INSTRUCTION:
Transcribe the entries below exactly.

>> BEGIN DATASET ROWS

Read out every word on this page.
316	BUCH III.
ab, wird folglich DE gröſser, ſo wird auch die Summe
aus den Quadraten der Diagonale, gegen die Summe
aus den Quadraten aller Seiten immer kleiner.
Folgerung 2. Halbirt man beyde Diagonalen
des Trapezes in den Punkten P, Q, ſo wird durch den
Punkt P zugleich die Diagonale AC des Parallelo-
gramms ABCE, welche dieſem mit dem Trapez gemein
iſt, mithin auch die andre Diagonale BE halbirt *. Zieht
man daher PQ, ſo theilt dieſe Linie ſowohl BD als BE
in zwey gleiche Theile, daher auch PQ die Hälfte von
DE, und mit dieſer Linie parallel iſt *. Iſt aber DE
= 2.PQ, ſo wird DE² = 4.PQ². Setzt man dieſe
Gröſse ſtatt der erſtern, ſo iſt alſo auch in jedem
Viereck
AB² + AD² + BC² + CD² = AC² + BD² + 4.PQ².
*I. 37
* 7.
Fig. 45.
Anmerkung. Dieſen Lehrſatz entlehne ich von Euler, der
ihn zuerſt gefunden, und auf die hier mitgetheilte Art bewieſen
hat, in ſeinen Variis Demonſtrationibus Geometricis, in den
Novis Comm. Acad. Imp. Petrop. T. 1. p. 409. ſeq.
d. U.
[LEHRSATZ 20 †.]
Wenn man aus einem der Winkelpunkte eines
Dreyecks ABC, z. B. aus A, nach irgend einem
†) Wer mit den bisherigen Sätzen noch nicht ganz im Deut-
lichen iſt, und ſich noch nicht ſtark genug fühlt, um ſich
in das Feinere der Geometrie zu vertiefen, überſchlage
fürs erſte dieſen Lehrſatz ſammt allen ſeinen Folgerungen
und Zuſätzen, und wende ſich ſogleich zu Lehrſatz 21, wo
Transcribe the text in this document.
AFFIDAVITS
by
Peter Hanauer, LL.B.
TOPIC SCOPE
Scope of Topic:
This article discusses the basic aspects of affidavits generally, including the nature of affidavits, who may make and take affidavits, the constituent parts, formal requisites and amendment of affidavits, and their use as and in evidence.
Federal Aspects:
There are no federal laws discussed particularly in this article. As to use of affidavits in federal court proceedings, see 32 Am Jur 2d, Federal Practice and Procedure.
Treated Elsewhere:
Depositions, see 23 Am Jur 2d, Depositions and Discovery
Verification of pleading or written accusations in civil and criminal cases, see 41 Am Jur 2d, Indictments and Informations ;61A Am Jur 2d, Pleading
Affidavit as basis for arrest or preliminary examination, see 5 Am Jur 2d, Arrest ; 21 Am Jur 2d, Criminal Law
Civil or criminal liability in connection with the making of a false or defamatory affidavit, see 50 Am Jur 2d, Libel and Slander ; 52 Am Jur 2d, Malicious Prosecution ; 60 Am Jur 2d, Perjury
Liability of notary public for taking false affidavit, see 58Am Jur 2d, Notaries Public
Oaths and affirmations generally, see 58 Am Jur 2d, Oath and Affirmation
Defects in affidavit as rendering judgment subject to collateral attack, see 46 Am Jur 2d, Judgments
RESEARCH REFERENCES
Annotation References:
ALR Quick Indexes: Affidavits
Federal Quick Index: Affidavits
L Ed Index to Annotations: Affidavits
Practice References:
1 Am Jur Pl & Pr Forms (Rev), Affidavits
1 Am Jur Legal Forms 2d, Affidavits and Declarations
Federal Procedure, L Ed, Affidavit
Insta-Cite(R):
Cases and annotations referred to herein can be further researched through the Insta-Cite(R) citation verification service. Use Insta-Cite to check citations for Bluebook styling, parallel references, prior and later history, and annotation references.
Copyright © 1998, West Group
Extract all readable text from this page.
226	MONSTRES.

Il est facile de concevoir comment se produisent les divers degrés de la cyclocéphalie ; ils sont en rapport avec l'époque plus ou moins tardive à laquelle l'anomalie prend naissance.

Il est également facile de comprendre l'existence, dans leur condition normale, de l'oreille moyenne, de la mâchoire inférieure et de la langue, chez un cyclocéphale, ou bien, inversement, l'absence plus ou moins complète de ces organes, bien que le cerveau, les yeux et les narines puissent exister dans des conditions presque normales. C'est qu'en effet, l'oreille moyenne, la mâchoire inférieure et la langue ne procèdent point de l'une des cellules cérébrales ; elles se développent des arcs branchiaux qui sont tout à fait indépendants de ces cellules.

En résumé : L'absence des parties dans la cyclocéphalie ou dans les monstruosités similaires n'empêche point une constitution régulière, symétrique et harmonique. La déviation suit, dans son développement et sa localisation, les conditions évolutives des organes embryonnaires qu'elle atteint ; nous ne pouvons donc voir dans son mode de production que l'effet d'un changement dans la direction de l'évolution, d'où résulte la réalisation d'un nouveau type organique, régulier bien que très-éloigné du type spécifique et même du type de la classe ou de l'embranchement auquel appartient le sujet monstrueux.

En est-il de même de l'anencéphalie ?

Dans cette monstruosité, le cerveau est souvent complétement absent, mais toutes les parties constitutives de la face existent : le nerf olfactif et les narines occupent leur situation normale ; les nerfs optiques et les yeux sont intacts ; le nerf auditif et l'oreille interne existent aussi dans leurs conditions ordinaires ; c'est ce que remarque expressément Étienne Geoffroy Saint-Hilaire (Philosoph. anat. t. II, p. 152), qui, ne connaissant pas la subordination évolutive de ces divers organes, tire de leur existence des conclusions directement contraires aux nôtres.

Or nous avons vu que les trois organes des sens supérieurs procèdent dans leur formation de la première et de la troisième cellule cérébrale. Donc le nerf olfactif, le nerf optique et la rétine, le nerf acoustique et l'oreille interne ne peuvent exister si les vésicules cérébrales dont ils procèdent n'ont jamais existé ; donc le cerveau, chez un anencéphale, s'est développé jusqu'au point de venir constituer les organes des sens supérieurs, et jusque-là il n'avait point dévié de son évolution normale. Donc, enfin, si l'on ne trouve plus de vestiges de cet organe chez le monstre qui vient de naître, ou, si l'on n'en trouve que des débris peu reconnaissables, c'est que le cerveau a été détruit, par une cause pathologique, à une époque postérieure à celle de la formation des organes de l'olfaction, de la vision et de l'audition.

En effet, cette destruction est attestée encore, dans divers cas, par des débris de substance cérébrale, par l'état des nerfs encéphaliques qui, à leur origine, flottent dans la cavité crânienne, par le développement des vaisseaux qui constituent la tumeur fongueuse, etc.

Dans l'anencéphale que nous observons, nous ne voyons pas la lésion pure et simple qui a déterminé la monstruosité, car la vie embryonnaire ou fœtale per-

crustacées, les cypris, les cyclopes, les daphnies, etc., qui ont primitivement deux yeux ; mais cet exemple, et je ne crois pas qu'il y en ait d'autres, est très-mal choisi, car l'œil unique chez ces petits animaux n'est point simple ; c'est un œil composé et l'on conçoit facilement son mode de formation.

>> END DATASET ROWS

THE ANSWER:
Read out every word on this page.
316	BUCH III.
ab, wird folglich DE gröſser, ſo wird auch die Summe
aus den Quadraten der Diagonale, gegen die Summe
aus den Quadraten aller Seiten immer kleiner.
Folgerung 2. Halbirt man beyde Diagonalen
des Trapezes in den Punkten P, Q, ſo wird durch den
Punkt P zugleich die Diagonale AC des Parallelo-
gramms ABCE, welche dieſem mit dem Trapez gemein
iſt, mithin auch die andre Diagonale BE halbirt *. Zieht
man daher PQ, ſo theilt dieſe Linie ſowohl BD als BE
in zwey gleiche Theile, daher auch PQ die Hälfte von
DE, und mit dieſer Linie parallel iſt *. Iſt aber DE
= 2.PQ, ſo wird DE² = 4.PQ². Setzt man dieſe
Gröſse ſtatt der erſtern, ſo iſt alſo auch in jedem
Viereck
AB² + AD² + BC² + CD² = AC² + BD² + 4.PQ².
*I. 37
* 7.
Fig. 45.
Anmerkung. Dieſen Lehrſatz entlehne ich von Euler, der
ihn zuerſt gefunden, und auf die hier mitgetheilte Art bewieſen
hat, in ſeinen Variis Demonſtrationibus Geometricis, in den
Novis Comm. Acad. Imp. Petrop. T. 1. p. 409. ſeq.
d. U.
[LEHRSATZ 20 †.]
Wenn man aus einem der Winkelpunkte eines
Dreyecks ABC, z. B. aus A, nach irgend einem
†) Wer mit den bisherigen Sätzen noch nicht ganz im Deut-
lichen iſt, und ſich noch nicht ſtark genug fühlt, um ſich
in das Feinere der Geometrie zu vertiefen, überſchlage
fürs erſte dieſen Lehrſatz ſammt allen ſeinen Folgerungen
und Zuſätzen, und wende ſich ſogleich zu Lehrſatz 21, wo
Transcribe the text in this document.
AFFIDAVITS
by
Peter Hanauer, LL.B.
TOPIC SCOPE
Scope of Topic:
This article discusses the basic aspects of affidavits generally, including the nature of affidavits, who may make and take affidavits, the constituent parts, formal requisites and amendment of affidavits, and their use as and in evidence.
Federal Aspects:
There are no federal laws discussed particularly in this article. As to use of affidavits in federal court proceedings, see 32 Am Jur 2d, Federal Practice and Procedure.
Treated Elsewhere:
Depositions, see 23 Am Jur 2d, Depositions and Discovery
Verification of pleading or written accusations in civil and criminal cases, see 41 Am Jur 2d, Indictments and Informations ;61A Am Jur 2d, Pleading
Affidavit as basis for arrest or preliminary examination, see 5 Am Jur 2d, Arrest ; 21 Am Jur 2d, Criminal Law
Civil or criminal liability in connection with the making of a false or defamatory affidavit, see 50 Am Jur 2d, Libel and Slander ; 52 Am Jur 2d, Malicious Prosecution ; 60 Am Jur 2d, Perjury
Liability of notary public for taking false affidavit, see 58Am Jur 2d, Notaries Public
Oaths and affirmations generally, see 58 Am Jur 2d, Oath and Affirmation
Defects in affidavit as rendering judgment subject to collateral attack, see 46 Am Jur 2d, Judgments
RESEARCH REFERENCES
Annotation References:
ALR Quick Indexes: Affidavits
Federal Quick Index: Affidavits
L Ed Index to Annotations: Affidavits
Practice References:
1 Am Jur Pl & Pr Forms (Rev), Affidavits
1 Am Jur Legal Forms 2d, Affidavits and Declarations
Federal Procedure, L Ed, Affidavit
Insta-Cite(R):
Cases and annotations referred to herein can be further researched through the Insta-Cite(R) citation verification service. Use Insta-Cite to check citations for Bluebook styling, parallel references, prior and later history, and annotation references.
Copyright © 1998, West Group
Extract all readable text from this page.
226	MONSTRES.

Il est facile de concevoir comment se produisent les divers degrés de la cyclocéphalie ; ils sont en rapport avec l'époque plus ou moins tardive à laquelle l'anomalie prend naissance.

Il est également facile de comprendre l'existence, dans leur condition normale, de l'oreille moyenne, de la mâchoire inférieure et de la langue, chez un cyclocéphale, ou bien, inversement, l'absence plus ou moins complète de ces organes, bien que le cerveau, les yeux et les narines puissent exister dans des conditions presque normales. C'est qu'en effet, l'oreille moyenne, la mâchoire inférieure et la langue ne procèdent point de l'une des cellules cérébrales ; elles se développent des arcs branchiaux qui sont tout à fait indépendants de ces cellules.

En résumé : L'absence des parties dans la cyclocéphalie ou dans les monstruosités similaires n'empêche point une constitution régulière, symétrique et harmonique. La déviation suit, dans son développement et sa localisation, les conditions évolutives des organes embryonnaires qu'elle atteint ; nous ne pouvons donc voir dans son mode de production que l'effet d'un changement dans la direction de l'évolution, d'où résulte la réalisation d'un nouveau type organique, régulier bien que très-éloigné du type spécifique et même du type de la classe ou de l'embranchement auquel appartient le sujet monstrueux.

En est-il de même de l'anencéphalie ?

Dans cette monstruosité, le cerveau est souvent complétement absent, mais toutes les parties constitutives de la face existent : le nerf olfactif et les narines occupent leur situation normale ; les nerfs optiques et les yeux sont intacts ; le nerf auditif et l'oreille interne existent aussi dans leurs conditions ordinaires ; c'est ce que remarque expressément Étienne Geoffroy Saint-Hilaire (Philosoph. anat. t. II, p. 152), qui, ne connaissant pas la subordination évolutive de ces divers organes, tire de leur existence des conclusions directement contraires aux nôtres.

Or nous avons vu que les trois organes des sens supérieurs procèdent dans leur formation de la première et de la troisième cellule cérébrale. Donc le nerf olfactif, le nerf optique et la rétine, le nerf acoustique et l'oreille interne ne peuvent exister si les vésicules cérébrales dont ils procèdent n'ont jamais existé ; donc le cerveau, chez un anencéphale, s'est développé jusqu'au point de venir constituer les organes des sens supérieurs, et jusque-là il n'avait point dévié de son évolution normale. Donc, enfin, si l'on ne trouve plus de vestiges de cet organe chez le monstre qui vient de naître, ou, si l'on n'en trouve que des débris peu reconnaissables, c'est que le cerveau a été détruit, par une cause pathologique, à une époque postérieure à celle de la formation des organes de l'olfaction, de la vision et de l'audition.

En effet, cette destruction est attestée encore, dans divers cas, par des débris de substance cérébrale, par l'état des nerfs encéphaliques qui, à leur origine, flottent dans la cavité crânienne, par le développement des vaisseaux qui constituent la tumeur fongueuse, etc.

Dans l'anencéphale que nous observons, nous ne voyons pas la lésion pure et simple qui a déterminé la monstruosité, car la vie embryonnaire ou fœtale per-

crustacées, les cypris, les cyclopes, les daphnies, etc., qui ont primitivement deux yeux ; mais cet exemple, et je ne crois pas qu'il y en ait d'autres, est très-mal choisi, car l'œil unique chez ces petits animaux n'est point simple ; c'est un œil composé et l'on conçoit facilement son mode de formation.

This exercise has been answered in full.